YOUR OBJECTIVE » Answer with a single number, the count of lines holding the word "faces".

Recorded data
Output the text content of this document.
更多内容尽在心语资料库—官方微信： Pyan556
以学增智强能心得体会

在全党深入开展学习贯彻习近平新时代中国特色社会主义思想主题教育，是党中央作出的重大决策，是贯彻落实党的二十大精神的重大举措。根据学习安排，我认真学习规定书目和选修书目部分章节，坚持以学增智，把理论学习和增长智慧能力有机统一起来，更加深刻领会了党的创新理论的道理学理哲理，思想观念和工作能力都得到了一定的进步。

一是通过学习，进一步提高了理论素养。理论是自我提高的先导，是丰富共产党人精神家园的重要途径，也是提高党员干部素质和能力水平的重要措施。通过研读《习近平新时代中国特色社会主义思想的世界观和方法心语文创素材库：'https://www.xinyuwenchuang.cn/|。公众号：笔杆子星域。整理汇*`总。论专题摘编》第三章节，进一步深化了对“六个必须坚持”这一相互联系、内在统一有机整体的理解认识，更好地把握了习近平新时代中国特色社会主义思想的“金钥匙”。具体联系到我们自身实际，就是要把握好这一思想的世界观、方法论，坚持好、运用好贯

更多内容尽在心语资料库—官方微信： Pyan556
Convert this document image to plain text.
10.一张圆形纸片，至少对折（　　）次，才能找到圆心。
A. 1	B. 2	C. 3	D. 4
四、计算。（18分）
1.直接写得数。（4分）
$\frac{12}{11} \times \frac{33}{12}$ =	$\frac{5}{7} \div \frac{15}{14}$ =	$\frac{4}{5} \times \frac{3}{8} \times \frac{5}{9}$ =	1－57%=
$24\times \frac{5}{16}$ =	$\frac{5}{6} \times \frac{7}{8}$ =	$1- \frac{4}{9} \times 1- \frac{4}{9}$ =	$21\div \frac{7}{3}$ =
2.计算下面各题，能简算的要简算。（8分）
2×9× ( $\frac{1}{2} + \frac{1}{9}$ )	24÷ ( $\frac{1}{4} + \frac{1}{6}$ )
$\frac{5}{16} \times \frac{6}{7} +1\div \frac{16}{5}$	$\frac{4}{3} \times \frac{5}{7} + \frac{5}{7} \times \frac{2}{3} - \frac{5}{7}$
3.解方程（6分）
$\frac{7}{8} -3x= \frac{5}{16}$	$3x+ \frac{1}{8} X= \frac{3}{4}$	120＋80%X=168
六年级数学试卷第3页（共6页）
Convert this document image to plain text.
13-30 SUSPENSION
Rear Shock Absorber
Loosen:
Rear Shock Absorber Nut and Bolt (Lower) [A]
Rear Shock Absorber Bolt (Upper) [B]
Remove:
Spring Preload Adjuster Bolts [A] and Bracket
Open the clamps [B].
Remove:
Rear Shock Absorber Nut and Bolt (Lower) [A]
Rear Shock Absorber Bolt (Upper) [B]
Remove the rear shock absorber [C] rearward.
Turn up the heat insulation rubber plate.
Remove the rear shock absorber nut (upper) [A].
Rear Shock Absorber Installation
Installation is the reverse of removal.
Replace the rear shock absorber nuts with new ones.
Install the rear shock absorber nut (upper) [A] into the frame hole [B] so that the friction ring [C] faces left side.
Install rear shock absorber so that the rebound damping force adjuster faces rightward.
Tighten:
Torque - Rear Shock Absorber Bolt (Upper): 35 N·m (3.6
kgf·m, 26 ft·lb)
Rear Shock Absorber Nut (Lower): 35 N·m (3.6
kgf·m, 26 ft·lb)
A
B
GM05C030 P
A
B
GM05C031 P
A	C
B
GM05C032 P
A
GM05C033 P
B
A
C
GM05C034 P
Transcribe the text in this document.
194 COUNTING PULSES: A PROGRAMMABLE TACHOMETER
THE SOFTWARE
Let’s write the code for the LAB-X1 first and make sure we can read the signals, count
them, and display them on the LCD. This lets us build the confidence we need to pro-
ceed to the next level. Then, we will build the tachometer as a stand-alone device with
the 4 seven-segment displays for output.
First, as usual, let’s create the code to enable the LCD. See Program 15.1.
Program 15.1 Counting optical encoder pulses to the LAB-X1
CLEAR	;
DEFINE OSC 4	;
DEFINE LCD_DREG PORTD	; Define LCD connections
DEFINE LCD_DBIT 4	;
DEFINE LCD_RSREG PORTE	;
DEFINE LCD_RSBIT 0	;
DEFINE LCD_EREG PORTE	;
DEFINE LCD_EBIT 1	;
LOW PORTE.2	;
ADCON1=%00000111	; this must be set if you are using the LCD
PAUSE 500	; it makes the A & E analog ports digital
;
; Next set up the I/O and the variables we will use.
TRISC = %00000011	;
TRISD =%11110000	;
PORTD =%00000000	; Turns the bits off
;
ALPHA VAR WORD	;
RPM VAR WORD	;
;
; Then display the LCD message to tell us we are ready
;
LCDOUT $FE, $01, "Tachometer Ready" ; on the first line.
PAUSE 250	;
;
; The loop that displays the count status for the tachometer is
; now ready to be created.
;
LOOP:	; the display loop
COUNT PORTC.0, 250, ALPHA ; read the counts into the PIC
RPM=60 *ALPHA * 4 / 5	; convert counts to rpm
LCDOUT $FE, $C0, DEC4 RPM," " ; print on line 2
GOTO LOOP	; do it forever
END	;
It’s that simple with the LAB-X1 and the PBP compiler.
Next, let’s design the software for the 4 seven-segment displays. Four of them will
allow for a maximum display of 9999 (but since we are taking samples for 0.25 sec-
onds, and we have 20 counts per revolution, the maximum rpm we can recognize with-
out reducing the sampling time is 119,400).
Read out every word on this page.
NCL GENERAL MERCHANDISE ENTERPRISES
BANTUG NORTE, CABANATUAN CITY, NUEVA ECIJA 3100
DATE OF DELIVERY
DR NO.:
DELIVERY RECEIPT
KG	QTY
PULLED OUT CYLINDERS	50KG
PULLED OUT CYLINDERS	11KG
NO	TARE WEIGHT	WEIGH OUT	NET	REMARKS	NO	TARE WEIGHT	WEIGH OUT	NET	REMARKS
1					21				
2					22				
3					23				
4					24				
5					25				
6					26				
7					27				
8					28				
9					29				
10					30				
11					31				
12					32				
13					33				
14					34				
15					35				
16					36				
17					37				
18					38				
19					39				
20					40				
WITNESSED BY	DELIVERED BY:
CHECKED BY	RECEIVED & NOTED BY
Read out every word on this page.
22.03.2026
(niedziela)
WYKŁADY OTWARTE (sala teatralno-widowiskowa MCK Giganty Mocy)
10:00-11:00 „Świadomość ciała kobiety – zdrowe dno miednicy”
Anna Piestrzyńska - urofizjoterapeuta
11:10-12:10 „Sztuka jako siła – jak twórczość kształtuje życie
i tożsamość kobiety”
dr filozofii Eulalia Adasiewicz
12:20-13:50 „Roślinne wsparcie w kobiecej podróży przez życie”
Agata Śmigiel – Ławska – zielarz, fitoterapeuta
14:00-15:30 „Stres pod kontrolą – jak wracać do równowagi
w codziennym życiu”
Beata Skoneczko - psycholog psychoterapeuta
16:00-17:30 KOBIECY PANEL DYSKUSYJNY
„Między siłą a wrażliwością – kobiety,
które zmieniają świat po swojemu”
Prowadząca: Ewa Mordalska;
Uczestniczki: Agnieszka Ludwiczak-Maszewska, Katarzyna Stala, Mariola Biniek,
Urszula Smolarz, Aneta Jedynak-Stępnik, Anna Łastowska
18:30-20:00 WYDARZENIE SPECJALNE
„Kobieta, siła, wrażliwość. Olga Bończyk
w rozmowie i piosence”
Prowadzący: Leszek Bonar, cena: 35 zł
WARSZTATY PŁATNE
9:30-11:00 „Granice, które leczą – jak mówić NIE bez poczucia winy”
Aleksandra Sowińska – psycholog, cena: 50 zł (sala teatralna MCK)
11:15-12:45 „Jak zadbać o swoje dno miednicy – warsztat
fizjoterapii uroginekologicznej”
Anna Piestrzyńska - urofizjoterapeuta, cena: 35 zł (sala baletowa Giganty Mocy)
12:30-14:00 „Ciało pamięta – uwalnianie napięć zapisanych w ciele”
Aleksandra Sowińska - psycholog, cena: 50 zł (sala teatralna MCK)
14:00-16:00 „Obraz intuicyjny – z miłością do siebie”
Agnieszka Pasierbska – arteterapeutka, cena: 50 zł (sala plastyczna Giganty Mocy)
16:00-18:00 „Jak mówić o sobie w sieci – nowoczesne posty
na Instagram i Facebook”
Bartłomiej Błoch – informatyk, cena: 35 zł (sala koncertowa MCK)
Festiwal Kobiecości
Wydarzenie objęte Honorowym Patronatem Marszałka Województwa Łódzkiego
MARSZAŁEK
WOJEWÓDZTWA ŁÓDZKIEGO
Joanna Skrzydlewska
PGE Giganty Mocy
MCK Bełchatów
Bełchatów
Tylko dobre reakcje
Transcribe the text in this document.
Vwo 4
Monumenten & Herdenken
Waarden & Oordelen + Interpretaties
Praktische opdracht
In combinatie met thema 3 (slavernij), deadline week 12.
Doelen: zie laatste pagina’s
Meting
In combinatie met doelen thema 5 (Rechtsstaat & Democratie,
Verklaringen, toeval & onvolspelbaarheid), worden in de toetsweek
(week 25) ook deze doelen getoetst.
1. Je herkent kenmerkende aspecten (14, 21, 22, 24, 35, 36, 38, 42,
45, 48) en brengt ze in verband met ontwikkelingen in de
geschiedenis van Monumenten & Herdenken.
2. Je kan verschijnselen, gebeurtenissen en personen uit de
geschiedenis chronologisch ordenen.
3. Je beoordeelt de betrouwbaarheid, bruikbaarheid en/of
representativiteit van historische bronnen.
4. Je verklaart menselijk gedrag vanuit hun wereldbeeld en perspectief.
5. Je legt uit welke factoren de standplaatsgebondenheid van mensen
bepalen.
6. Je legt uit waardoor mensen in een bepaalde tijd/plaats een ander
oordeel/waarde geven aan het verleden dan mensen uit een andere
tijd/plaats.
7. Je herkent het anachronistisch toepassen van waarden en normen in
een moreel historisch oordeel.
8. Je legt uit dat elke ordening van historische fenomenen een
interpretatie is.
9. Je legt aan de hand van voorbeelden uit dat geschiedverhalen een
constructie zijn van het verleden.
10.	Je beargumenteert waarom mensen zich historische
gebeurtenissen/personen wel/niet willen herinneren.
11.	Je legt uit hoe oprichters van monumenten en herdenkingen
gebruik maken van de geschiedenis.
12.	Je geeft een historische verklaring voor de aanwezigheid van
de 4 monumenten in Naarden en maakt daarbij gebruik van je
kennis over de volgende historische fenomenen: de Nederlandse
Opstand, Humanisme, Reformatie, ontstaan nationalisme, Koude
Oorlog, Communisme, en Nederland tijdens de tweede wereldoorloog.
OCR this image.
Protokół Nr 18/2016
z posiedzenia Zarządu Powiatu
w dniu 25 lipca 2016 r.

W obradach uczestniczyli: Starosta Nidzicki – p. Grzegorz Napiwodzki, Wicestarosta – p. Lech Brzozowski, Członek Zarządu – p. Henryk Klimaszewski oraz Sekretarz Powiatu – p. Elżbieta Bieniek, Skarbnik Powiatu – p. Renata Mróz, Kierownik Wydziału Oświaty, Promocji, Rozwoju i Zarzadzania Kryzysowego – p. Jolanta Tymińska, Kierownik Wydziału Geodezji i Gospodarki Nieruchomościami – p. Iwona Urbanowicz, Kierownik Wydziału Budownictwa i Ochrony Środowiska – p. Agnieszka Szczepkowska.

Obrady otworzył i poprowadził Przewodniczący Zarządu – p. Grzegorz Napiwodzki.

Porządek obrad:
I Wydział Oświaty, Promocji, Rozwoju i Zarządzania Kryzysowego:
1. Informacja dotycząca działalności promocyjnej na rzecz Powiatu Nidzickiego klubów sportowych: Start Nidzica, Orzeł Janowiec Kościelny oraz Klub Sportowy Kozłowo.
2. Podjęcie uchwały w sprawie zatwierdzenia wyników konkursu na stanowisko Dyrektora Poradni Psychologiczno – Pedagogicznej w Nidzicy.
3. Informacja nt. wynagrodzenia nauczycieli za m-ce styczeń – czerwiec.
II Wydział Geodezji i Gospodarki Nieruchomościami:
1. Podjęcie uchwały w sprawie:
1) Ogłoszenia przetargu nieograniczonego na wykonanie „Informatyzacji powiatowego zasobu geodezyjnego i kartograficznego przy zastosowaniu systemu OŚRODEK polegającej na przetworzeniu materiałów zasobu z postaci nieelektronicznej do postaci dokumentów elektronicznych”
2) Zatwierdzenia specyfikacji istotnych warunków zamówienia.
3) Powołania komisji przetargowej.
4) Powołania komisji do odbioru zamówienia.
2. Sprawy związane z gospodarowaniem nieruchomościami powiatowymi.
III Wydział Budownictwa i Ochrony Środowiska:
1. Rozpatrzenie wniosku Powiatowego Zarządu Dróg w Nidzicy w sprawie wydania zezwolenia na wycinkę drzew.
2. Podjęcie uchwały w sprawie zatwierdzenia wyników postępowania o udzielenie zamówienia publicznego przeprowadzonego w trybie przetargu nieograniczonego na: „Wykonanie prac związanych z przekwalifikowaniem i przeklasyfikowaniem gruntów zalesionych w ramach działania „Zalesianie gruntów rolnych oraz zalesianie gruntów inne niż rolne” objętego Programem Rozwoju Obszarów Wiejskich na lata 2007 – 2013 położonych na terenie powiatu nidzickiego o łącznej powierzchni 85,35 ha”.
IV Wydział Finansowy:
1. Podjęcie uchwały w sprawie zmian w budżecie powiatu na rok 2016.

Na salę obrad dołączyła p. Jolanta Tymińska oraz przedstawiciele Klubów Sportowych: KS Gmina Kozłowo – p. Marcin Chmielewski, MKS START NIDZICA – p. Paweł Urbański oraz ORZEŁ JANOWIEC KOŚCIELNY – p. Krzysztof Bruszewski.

ANSWER IN FULL » 2